▶ [Stated goal]:
Figure out how many lines of the material below contain the word "ylabel". Answer with the number only.

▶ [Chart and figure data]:

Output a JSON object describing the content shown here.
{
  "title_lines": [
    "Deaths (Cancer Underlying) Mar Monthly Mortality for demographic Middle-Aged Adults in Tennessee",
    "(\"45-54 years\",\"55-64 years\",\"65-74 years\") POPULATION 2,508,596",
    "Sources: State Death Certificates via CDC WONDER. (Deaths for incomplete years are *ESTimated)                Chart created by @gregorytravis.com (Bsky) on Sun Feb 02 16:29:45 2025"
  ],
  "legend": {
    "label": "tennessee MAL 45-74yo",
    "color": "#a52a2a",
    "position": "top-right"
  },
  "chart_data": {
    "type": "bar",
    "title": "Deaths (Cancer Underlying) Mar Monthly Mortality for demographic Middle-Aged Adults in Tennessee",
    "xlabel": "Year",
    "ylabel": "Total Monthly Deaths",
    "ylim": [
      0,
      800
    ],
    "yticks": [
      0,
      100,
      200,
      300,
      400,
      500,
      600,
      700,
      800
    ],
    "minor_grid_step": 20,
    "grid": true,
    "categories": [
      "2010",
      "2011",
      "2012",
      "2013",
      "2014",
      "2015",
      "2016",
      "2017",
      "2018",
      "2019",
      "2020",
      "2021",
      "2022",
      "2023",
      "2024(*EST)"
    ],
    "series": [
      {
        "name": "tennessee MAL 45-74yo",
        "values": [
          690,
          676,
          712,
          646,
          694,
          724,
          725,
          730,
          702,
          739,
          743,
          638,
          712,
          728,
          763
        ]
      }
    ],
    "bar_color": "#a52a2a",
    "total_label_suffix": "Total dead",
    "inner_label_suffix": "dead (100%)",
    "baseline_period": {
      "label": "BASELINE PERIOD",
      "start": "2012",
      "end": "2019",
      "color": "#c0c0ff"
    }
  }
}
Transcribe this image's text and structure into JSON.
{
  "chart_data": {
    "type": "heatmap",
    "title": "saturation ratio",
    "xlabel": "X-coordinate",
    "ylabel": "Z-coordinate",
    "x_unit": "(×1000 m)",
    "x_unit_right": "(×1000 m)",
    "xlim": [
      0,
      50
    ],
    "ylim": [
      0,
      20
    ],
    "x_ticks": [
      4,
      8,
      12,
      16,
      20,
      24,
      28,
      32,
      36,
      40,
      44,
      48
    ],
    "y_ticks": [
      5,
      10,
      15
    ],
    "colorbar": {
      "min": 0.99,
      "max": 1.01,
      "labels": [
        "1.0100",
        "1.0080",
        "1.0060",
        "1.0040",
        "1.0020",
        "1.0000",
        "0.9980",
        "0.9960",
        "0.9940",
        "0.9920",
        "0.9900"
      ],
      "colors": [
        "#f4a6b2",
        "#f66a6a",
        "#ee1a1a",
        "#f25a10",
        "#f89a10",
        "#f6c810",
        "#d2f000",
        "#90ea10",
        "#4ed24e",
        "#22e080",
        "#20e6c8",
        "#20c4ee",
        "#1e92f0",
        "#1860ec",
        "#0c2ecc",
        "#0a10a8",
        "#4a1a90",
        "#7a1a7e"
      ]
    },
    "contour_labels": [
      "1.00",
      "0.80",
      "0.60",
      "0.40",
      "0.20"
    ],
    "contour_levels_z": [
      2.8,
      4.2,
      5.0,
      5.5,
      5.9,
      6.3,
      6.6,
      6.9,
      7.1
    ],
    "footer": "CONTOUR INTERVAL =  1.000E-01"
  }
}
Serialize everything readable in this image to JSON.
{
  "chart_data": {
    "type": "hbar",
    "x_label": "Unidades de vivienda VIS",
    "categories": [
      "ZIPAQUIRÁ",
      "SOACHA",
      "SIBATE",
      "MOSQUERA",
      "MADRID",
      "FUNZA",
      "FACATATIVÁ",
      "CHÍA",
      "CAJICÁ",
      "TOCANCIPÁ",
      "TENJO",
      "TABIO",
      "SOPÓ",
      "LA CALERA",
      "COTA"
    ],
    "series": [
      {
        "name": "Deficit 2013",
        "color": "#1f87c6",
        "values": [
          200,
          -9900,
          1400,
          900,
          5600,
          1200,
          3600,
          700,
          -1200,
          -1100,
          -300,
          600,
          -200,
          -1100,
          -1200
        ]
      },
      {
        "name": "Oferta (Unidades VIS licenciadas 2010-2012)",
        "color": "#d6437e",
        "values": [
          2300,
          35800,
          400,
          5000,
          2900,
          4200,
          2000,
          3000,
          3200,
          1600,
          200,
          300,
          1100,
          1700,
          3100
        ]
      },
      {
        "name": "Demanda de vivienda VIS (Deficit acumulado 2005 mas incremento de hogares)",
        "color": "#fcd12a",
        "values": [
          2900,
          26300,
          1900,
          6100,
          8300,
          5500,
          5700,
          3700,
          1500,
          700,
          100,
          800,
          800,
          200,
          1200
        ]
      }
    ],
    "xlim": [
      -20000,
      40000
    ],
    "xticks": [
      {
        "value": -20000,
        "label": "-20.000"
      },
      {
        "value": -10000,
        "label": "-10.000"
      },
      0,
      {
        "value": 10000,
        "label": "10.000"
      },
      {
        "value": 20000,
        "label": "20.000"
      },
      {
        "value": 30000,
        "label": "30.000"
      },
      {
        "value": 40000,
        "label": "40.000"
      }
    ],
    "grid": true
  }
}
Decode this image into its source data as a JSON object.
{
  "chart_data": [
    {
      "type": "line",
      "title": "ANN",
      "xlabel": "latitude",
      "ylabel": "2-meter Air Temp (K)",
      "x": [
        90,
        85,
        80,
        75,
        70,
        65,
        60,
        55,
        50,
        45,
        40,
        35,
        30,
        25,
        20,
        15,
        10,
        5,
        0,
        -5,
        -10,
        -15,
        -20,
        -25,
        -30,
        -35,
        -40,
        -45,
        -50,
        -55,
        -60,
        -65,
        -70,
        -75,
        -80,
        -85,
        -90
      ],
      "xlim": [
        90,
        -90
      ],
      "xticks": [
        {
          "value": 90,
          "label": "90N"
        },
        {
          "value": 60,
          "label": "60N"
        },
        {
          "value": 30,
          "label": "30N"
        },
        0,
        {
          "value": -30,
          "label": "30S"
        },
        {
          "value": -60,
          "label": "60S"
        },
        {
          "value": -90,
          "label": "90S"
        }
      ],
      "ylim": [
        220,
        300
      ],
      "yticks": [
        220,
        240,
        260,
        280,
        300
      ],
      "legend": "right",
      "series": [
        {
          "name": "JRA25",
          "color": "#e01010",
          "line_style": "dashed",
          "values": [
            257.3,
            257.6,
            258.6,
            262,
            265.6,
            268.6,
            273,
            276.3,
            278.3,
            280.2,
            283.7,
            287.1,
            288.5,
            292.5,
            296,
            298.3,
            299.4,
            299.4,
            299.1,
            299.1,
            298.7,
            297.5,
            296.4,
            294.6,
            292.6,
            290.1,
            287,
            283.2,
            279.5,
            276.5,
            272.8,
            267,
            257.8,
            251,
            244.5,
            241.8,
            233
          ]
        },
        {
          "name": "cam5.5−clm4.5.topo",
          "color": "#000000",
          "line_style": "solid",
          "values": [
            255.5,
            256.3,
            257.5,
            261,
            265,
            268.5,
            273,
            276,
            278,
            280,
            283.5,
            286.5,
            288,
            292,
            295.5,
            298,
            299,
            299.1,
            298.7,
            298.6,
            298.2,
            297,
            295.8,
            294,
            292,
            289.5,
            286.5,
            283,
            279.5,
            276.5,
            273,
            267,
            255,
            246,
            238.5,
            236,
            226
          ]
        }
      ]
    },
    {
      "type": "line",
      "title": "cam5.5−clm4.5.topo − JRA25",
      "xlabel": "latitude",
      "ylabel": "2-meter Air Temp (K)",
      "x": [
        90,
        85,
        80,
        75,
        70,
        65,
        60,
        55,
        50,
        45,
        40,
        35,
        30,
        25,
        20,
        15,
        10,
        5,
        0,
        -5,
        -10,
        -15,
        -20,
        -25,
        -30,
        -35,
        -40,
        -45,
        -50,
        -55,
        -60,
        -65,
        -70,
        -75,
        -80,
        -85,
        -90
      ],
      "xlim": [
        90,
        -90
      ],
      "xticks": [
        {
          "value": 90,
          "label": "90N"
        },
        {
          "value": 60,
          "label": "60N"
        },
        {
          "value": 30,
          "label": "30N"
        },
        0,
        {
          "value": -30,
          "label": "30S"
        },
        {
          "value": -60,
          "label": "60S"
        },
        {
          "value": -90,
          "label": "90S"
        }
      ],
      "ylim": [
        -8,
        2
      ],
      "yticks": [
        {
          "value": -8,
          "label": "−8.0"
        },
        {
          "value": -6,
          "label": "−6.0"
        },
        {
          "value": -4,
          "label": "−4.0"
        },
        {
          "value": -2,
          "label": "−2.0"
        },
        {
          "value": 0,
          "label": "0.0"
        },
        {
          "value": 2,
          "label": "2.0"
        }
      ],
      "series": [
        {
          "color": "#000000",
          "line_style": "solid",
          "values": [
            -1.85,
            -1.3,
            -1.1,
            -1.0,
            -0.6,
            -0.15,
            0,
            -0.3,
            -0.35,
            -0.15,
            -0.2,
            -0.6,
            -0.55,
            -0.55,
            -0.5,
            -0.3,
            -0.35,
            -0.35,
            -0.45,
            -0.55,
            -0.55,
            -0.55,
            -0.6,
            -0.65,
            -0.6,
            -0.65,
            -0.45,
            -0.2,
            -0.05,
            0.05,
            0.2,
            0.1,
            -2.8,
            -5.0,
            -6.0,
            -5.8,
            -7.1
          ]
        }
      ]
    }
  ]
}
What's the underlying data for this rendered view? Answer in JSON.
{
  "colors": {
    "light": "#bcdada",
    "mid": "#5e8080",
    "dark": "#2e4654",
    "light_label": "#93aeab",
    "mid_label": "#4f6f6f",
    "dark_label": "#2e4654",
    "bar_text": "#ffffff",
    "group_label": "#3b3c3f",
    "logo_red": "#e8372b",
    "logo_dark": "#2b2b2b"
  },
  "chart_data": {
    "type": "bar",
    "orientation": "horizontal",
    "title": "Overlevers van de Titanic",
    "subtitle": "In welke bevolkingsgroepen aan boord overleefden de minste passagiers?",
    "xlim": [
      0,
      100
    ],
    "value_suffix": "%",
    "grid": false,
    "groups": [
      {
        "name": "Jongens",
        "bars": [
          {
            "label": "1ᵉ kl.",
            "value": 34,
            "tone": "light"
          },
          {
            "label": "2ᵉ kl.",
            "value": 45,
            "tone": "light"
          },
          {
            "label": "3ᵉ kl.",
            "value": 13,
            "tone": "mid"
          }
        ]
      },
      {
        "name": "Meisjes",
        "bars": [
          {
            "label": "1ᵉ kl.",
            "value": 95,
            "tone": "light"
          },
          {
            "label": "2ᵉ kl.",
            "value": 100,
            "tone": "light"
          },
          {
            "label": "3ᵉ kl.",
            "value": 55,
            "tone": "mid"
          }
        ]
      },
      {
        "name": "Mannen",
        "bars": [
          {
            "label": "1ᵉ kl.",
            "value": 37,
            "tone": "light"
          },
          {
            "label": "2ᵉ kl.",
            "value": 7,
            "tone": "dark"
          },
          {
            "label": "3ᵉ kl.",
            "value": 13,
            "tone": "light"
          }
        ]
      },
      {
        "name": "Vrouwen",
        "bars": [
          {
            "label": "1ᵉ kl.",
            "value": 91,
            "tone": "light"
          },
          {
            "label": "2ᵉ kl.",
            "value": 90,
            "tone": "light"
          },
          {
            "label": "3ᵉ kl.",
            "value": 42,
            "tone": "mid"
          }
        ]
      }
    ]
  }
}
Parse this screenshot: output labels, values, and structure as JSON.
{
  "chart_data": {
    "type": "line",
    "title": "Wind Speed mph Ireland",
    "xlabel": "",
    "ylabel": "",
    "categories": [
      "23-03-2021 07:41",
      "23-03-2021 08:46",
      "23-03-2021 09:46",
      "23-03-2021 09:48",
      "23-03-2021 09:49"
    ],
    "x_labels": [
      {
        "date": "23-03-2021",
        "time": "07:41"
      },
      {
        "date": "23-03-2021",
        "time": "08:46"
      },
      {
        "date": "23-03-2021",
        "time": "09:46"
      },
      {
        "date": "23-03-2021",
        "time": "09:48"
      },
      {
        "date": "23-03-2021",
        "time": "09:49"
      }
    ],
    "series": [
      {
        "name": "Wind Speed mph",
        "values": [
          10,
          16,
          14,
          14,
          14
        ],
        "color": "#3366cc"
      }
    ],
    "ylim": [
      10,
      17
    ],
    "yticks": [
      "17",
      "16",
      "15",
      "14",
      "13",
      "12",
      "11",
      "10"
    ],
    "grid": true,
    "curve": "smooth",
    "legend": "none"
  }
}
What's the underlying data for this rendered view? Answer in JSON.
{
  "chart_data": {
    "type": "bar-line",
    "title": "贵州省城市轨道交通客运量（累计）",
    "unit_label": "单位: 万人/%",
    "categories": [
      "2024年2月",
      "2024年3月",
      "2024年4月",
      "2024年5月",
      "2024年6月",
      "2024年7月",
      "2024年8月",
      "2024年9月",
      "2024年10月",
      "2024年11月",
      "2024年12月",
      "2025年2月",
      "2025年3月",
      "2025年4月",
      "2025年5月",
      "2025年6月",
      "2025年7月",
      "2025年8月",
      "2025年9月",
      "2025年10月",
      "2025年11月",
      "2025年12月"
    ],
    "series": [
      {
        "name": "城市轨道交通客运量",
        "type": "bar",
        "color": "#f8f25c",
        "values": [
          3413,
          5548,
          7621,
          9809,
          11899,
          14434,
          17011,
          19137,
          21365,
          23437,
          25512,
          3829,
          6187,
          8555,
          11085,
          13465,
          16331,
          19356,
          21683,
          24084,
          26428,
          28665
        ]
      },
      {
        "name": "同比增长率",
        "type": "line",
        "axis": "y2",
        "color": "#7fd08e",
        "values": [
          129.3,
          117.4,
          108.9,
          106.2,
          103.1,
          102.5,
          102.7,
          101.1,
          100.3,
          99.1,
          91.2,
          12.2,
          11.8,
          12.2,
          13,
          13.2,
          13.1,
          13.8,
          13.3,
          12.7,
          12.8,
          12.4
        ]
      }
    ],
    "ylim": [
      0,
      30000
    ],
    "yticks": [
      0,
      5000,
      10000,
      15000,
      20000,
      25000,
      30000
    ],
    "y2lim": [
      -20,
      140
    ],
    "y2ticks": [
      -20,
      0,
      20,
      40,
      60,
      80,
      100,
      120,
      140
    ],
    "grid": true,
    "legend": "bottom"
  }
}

▶ [Result below]:
5